#### TASK OBJECTIVE
Return the whole listing, line for line, without the pictures in it.

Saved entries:
'''

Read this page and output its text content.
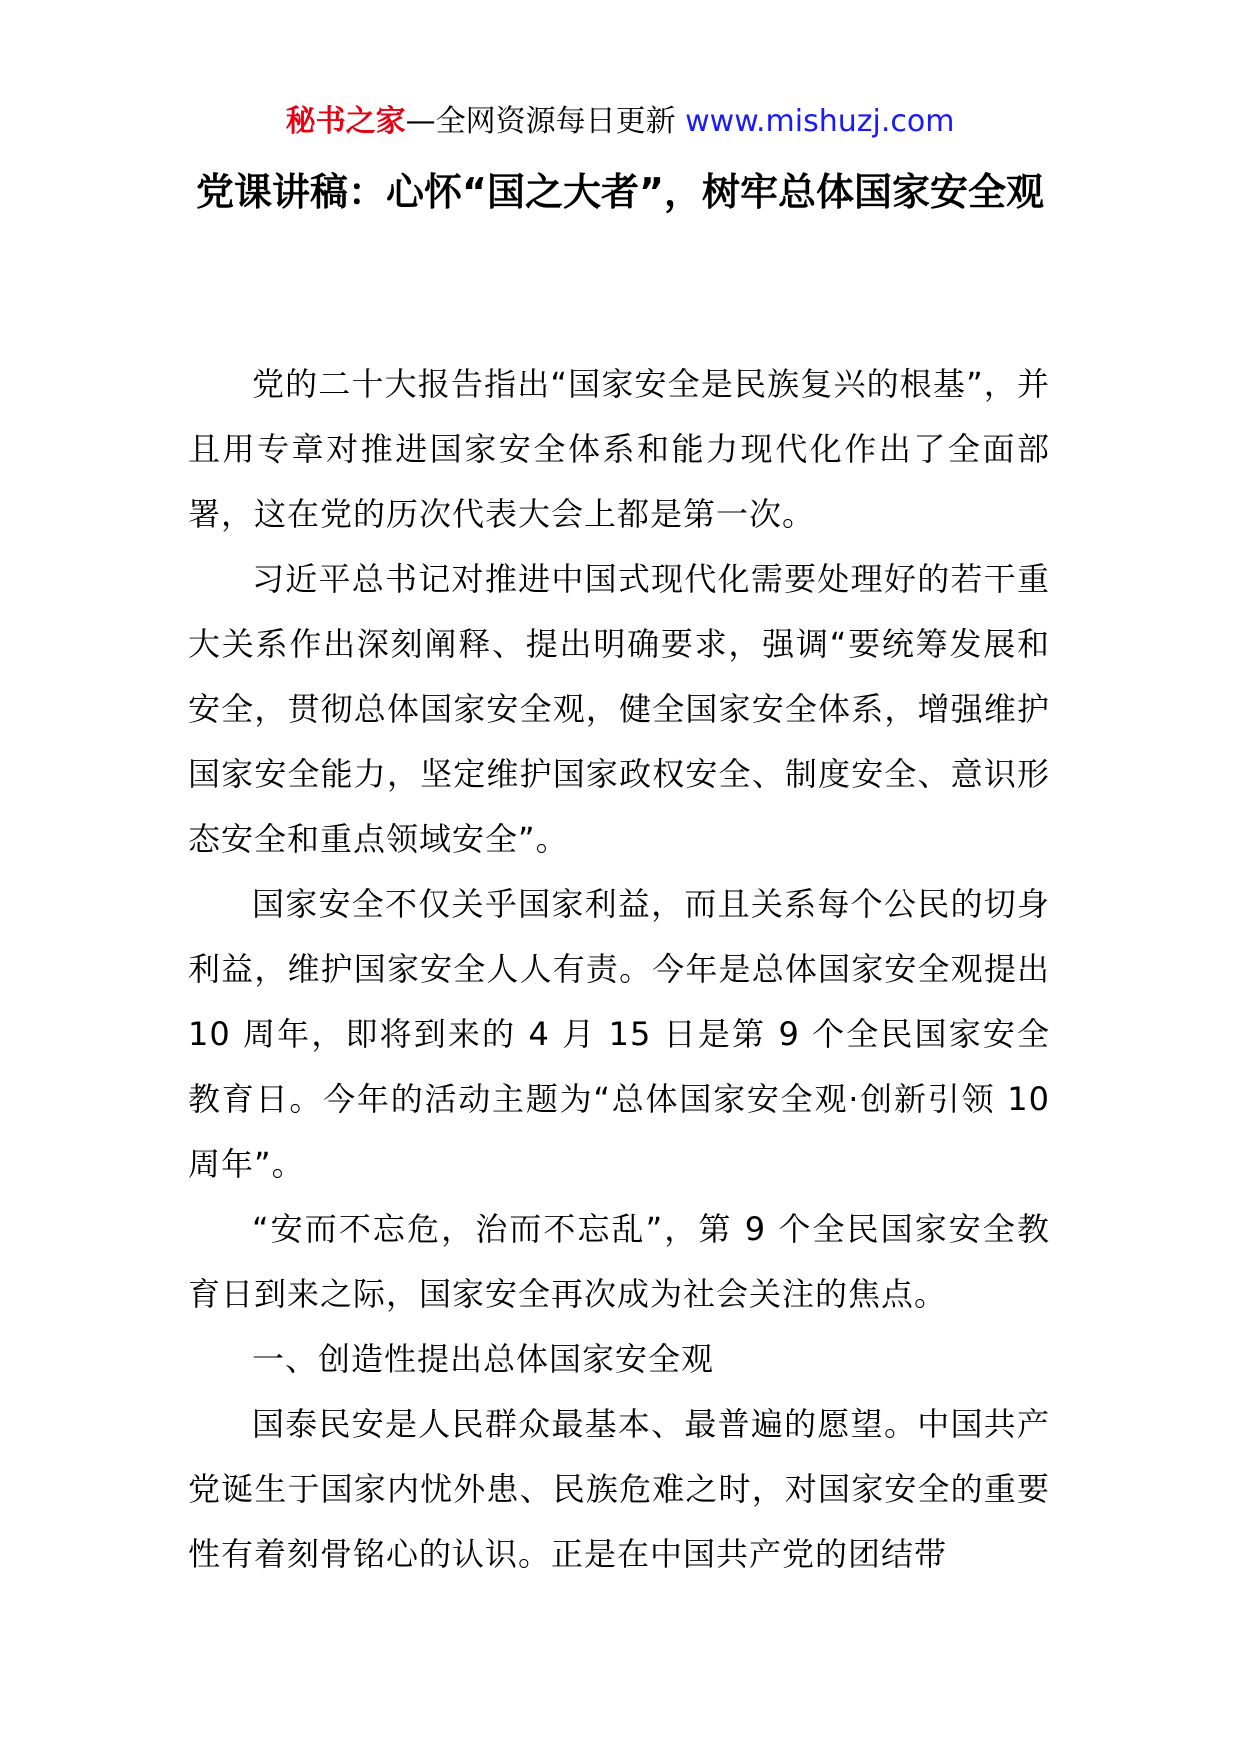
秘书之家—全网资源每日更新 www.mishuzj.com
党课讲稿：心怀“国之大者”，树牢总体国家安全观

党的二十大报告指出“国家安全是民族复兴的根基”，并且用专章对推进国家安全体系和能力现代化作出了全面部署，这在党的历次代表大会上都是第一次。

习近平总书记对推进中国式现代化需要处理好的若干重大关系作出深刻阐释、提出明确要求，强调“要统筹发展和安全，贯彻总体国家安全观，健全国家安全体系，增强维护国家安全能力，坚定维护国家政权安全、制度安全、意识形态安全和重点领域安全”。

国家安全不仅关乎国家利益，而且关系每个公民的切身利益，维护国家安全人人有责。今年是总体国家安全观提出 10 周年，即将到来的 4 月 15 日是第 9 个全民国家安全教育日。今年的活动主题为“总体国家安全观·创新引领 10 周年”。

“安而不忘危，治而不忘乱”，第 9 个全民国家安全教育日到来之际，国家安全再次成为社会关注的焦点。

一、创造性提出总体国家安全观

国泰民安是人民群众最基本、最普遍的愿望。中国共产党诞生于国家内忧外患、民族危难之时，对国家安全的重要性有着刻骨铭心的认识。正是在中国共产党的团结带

'''

#### EXERCISE ANSWER
Read this page and output its text content.
秘书之家—全网资源每日更新 www.mishuzj.com
党课讲稿：心怀“国之大者”，树牢总体国家安全观

党的二十大报告指出“国家安全是民族复兴的根基”，并且用专章对推进国家安全体系和能力现代化作出了全面部署，这在党的历次代表大会上都是第一次。

习近平总书记对推进中国式现代化需要处理好的若干重大关系作出深刻阐释、提出明确要求，强调“要统筹发展和安全，贯彻总体国家安全观，健全国家安全体系，增强维护国家安全能力，坚定维护国家政权安全、制度安全、意识形态安全和重点领域安全”。

国家安全不仅关乎国家利益，而且关系每个公民的切身利益，维护国家安全人人有责。今年是总体国家安全观提出 10 周年，即将到来的 4 月 15 日是第 9 个全民国家安全教育日。今年的活动主题为“总体国家安全观·创新引领 10 周年”。

“安而不忘危，治而不忘乱”，第 9 个全民国家安全教育日到来之际，国家安全再次成为社会关注的焦点。

一、创造性提出总体国家安全观

国泰民安是人民群众最基本、最普遍的愿望。中国共产党诞生于国家内忧外患、民族危难之时，对国家安全的重要性有着刻骨铭心的认识。正是在中国共产党的团结带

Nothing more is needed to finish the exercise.